------ Given records ------
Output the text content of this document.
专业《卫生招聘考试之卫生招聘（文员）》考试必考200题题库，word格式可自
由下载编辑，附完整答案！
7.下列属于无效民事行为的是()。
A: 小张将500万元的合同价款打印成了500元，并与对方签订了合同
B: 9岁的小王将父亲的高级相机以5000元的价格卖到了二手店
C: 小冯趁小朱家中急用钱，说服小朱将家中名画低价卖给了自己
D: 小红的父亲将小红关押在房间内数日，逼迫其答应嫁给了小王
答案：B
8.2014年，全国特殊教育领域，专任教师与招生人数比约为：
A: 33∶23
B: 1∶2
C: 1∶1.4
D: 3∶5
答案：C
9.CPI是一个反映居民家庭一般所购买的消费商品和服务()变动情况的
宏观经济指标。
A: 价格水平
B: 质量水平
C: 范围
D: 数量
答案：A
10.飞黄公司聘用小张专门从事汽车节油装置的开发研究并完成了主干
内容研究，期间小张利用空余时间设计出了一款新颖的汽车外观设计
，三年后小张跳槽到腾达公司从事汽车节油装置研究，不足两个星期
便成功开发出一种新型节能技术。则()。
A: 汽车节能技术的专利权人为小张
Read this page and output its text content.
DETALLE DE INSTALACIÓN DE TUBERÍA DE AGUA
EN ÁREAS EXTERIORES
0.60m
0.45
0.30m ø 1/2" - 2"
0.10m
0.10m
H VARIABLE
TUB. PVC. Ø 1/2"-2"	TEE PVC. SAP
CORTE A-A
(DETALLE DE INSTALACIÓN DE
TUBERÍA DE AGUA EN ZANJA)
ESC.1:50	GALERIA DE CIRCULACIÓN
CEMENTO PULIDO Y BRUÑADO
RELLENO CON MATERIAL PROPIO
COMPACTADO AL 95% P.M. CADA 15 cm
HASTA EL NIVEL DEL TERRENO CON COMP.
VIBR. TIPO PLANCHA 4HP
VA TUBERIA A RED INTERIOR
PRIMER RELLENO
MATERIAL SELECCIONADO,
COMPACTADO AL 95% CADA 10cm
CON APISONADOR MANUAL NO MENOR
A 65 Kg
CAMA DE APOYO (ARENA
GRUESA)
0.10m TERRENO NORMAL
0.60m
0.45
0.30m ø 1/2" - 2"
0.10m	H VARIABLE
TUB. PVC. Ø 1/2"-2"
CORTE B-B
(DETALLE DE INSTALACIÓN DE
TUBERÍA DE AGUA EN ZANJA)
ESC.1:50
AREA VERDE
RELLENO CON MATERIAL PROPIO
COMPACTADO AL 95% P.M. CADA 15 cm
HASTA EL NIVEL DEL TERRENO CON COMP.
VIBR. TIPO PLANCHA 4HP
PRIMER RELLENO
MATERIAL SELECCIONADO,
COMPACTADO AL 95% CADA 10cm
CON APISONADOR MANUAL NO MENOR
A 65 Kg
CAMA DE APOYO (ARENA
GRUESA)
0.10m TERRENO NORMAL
------
> _Goal_
Copy all of the material word for word.

> _Task solution_
Output the text content of this document.
专业《卫生招聘考试之卫生招聘（文员）》考试必考200题题库，word格式可自
由下载编辑，附完整答案！
7.下列属于无效民事行为的是()。
A: 小张将500万元的合同价款打印成了500元，并与对方签订了合同
B: 9岁的小王将父亲的高级相机以5000元的价格卖到了二手店
C: 小冯趁小朱家中急用钱，说服小朱将家中名画低价卖给了自己
D: 小红的父亲将小红关押在房间内数日，逼迫其答应嫁给了小王
答案：B
8.2014年，全国特殊教育领域，专任教师与招生人数比约为：
A: 33∶23
B: 1∶2
C: 1∶1.4
D: 3∶5
答案：C
9.CPI是一个反映居民家庭一般所购买的消费商品和服务()变动情况的
宏观经济指标。
A: 价格水平
B: 质量水平
C: 范围
D: 数量
答案：A
10.飞黄公司聘用小张专门从事汽车节油装置的开发研究并完成了主干
内容研究，期间小张利用空余时间设计出了一款新颖的汽车外观设计
，三年后小张跳槽到腾达公司从事汽车节油装置研究，不足两个星期
便成功开发出一种新型节能技术。则()。
A: 汽车节能技术的专利权人为小张
Read this page and output its text content.
DETALLE DE INSTALACIÓN DE TUBERÍA DE AGUA
EN ÁREAS EXTERIORES
0.60m
0.45
0.30m ø 1/2" - 2"
0.10m
0.10m
H VARIABLE
TUB. PVC. Ø 1/2"-2"	TEE PVC. SAP
CORTE A-A
(DETALLE DE INSTALACIÓN DE
TUBERÍA DE AGUA EN ZANJA)
ESC.1:50	GALERIA DE CIRCULACIÓN
CEMENTO PULIDO Y BRUÑADO
RELLENO CON MATERIAL PROPIO
COMPACTADO AL 95% P.M. CADA 15 cm
HASTA EL NIVEL DEL TERRENO CON COMP.
VIBR. TIPO PLANCHA 4HP
VA TUBERIA A RED INTERIOR
PRIMER RELLENO
MATERIAL SELECCIONADO,
COMPACTADO AL 95% CADA 10cm
CON APISONADOR MANUAL NO MENOR
A 65 Kg
CAMA DE APOYO (ARENA
GRUESA)
0.10m TERRENO NORMAL
0.60m
0.45
0.30m ø 1/2" - 2"
0.10m	H VARIABLE
TUB. PVC. Ø 1/2"-2"
CORTE B-B
(DETALLE DE INSTALACIÓN DE
TUBERÍA DE AGUA EN ZANJA)
ESC.1:50
AREA VERDE
RELLENO CON MATERIAL PROPIO
COMPACTADO AL 95% P.M. CADA 15 cm
HASTA EL NIVEL DEL TERRENO CON COMP.
VIBR. TIPO PLANCHA 4HP
PRIMER RELLENO
MATERIAL SELECCIONADO,
COMPACTADO AL 95% CADA 10cm
CON APISONADOR MANUAL NO MENOR
A 65 Kg
CAMA DE APOYO (ARENA
GRUESA)
0.10m TERRENO NORMAL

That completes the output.